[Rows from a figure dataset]
━━━━━━━━
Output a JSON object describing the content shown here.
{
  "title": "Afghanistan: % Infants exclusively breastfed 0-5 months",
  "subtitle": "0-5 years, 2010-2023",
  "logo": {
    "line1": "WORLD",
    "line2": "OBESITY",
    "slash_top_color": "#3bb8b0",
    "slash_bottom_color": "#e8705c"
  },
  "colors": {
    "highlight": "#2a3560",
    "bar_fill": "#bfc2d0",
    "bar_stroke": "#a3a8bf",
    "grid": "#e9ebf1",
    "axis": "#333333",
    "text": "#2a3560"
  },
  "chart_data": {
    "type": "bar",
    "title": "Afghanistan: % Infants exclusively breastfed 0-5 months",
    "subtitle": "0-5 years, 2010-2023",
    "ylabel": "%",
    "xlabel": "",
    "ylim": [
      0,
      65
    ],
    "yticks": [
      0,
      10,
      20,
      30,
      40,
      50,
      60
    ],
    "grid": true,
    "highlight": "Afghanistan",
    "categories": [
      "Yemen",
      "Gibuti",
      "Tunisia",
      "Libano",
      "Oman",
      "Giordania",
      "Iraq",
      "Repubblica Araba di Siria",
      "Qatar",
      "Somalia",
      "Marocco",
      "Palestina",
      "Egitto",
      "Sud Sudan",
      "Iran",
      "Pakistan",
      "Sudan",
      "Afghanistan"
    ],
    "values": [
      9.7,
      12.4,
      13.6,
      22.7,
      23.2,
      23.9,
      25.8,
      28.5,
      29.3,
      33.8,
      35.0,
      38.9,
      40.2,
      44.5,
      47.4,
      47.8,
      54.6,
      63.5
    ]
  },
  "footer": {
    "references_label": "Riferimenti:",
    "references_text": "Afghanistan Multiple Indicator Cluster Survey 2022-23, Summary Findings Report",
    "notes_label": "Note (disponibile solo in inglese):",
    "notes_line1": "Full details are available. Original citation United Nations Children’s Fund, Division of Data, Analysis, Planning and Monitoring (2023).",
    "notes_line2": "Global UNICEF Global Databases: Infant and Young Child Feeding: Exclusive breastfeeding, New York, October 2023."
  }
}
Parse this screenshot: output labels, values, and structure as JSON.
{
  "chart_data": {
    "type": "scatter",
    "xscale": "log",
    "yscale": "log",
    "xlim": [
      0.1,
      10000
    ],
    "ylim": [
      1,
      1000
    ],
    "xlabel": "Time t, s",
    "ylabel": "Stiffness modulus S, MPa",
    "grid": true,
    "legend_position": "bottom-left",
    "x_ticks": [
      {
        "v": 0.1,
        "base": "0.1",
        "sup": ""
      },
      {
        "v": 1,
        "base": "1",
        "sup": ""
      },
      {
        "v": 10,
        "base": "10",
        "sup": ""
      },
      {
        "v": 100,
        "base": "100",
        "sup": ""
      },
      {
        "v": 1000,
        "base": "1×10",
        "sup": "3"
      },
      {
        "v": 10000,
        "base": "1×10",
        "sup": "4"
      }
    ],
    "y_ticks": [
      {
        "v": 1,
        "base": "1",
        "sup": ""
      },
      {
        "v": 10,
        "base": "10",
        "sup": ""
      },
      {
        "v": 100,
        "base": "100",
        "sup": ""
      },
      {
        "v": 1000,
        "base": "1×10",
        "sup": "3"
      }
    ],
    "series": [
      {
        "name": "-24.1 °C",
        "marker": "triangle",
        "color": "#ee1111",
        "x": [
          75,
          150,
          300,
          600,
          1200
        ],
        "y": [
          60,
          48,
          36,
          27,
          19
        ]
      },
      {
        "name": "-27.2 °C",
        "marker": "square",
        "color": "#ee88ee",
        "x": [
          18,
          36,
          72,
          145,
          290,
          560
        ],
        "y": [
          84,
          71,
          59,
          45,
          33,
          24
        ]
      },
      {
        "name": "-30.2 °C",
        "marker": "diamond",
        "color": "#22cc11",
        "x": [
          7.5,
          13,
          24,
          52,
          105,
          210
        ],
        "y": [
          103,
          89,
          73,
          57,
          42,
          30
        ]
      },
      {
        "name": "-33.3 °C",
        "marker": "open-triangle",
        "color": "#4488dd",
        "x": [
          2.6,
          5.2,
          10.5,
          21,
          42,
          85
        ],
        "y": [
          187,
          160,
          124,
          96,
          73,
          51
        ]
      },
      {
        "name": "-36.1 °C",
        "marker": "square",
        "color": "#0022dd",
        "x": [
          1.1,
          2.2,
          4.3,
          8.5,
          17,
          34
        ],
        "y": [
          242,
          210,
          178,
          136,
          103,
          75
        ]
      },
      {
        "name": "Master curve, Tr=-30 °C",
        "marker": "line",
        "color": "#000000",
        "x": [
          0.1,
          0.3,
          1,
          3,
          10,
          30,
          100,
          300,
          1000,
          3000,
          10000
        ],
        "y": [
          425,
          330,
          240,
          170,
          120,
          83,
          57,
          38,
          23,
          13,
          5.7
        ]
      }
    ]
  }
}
━━━━━━━━
Problem description:
Give the complete listing a second time, exactly as it reads.

Written answer:
Output a JSON object describing the content shown here.
{
  "title": "Afghanistan: % Infants exclusively breastfed 0-5 months",
  "subtitle": "0-5 years, 2010-2023",
  "logo": {
    "line1": "WORLD",
    "line2": "OBESITY",
    "slash_top_color": "#3bb8b0",
    "slash_bottom_color": "#e8705c"
  },
  "colors": {
    "highlight": "#2a3560",
    "bar_fill": "#bfc2d0",
    "bar_stroke": "#a3a8bf",
    "grid": "#e9ebf1",
    "axis": "#333333",
    "text": "#2a3560"
  },
  "chart_data": {
    "type": "bar",
    "title": "Afghanistan: % Infants exclusively breastfed 0-5 months",
    "subtitle": "0-5 years, 2010-2023",
    "ylabel": "%",
    "xlabel": "",
    "ylim": [
      0,
      65
    ],
    "yticks": [
      0,
      10,
      20,
      30,
      40,
      50,
      60
    ],
    "grid": true,
    "highlight": "Afghanistan",
    "categories": [
      "Yemen",
      "Gibuti",
      "Tunisia",
      "Libano",
      "Oman",
      "Giordania",
      "Iraq",
      "Repubblica Araba di Siria",
      "Qatar",
      "Somalia",
      "Marocco",
      "Palestina",
      "Egitto",
      "Sud Sudan",
      "Iran",
      "Pakistan",
      "Sudan",
      "Afghanistan"
    ],
    "values": [
      9.7,
      12.4,
      13.6,
      22.7,
      23.2,
      23.9,
      25.8,
      28.5,
      29.3,
      33.8,
      35.0,
      38.9,
      40.2,
      44.5,
      47.4,
      47.8,
      54.6,
      63.5
    ]
  },
  "footer": {
    "references_label": "Riferimenti:",
    "references_text": "Afghanistan Multiple Indicator Cluster Survey 2022-23, Summary Findings Report",
    "notes_label": "Note (disponibile solo in inglese):",
    "notes_line1": "Full details are available. Original citation United Nations Children’s Fund, Division of Data, Analysis, Planning and Monitoring (2023).",
    "notes_line2": "Global UNICEF Global Databases: Infant and Young Child Feeding: Exclusive breastfeeding, New York, October 2023."
  }
}
Parse this screenshot: output labels, values, and structure as JSON.
{
  "chart_data": {
    "type": "scatter",
    "xscale": "log",
    "yscale": "log",
    "xlim": [
      0.1,
      10000
    ],
    "ylim": [
      1,
      1000
    ],
    "xlabel": "Time t, s",
    "ylabel": "Stiffness modulus S, MPa",
    "grid": true,
    "legend_position": "bottom-left",
    "x_ticks": [
      {
        "v": 0.1,
        "base": "0.1",
        "sup": ""
      },
      {
        "v": 1,
        "base": "1",
        "sup": ""
      },
      {
        "v": 10,
        "base": "10",
        "sup": ""
      },
      {
        "v": 100,
        "base": "100",
        "sup": ""
      },
      {
        "v": 1000,
        "base": "1×10",
        "sup": "3"
      },
      {
        "v": 10000,
        "base": "1×10",
        "sup": "4"
      }
    ],
    "y_ticks": [
      {
        "v": 1,
        "base": "1",
        "sup": ""
      },
      {
        "v": 10,
        "base": "10",
        "sup": ""
      },
      {
        "v": 100,
        "base": "100",
        "sup": ""
      },
      {
        "v": 1000,
        "base": "1×10",
        "sup": "3"
      }
    ],
    "series": [
      {
        "name": "-24.1 °C",
        "marker": "triangle",
        "color": "#ee1111",
        "x": [
          75,
          150,
          300,
          600,
          1200
        ],
        "y": [
          60,
          48,
          36,
          27,
          19
        ]
      },
      {
        "name": "-27.2 °C",
        "marker": "square",
        "color": "#ee88ee",
        "x": [
          18,
          36,
          72,
          145,
          290,
          560
        ],
        "y": [
          84,
          71,
          59,
          45,
          33,
          24
        ]
      },
      {
        "name": "-30.2 °C",
        "marker": "diamond",
        "color": "#22cc11",
        "x": [
          7.5,
          13,
          24,
          52,
          105,
          210
        ],
        "y": [
          103,
          89,
          73,
          57,
          42,
          30
        ]
      },
      {
        "name": "-33.3 °C",
        "marker": "open-triangle",
        "color": "#4488dd",
        "x": [
          2.6,
          5.2,
          10.5,
          21,
          42,
          85
        ],
        "y": [
          187,
          160,
          124,
          96,
          73,
          51
        ]
      },
      {
        "name": "-36.1 °C",
        "marker": "square",
        "color": "#0022dd",
        "x": [
          1.1,
          2.2,
          4.3,
          8.5,
          17,
          34
        ],
        "y": [
          242,
          210,
          178,
          136,
          103,
          75
        ]
      },
      {
        "name": "Master curve, Tr=-30 °C",
        "marker": "line",
        "color": "#000000",
        "x": [
          0.1,
          0.3,
          1,
          3,
          10,
          30,
          100,
          300,
          1000,
          3000,
          10000
        ],
        "y": [
          425,
          330,
          240,
          170,
          120,
          83,
          57,
          38,
          23,
          13,
          5.7
        ]
      }
    ]
  }
}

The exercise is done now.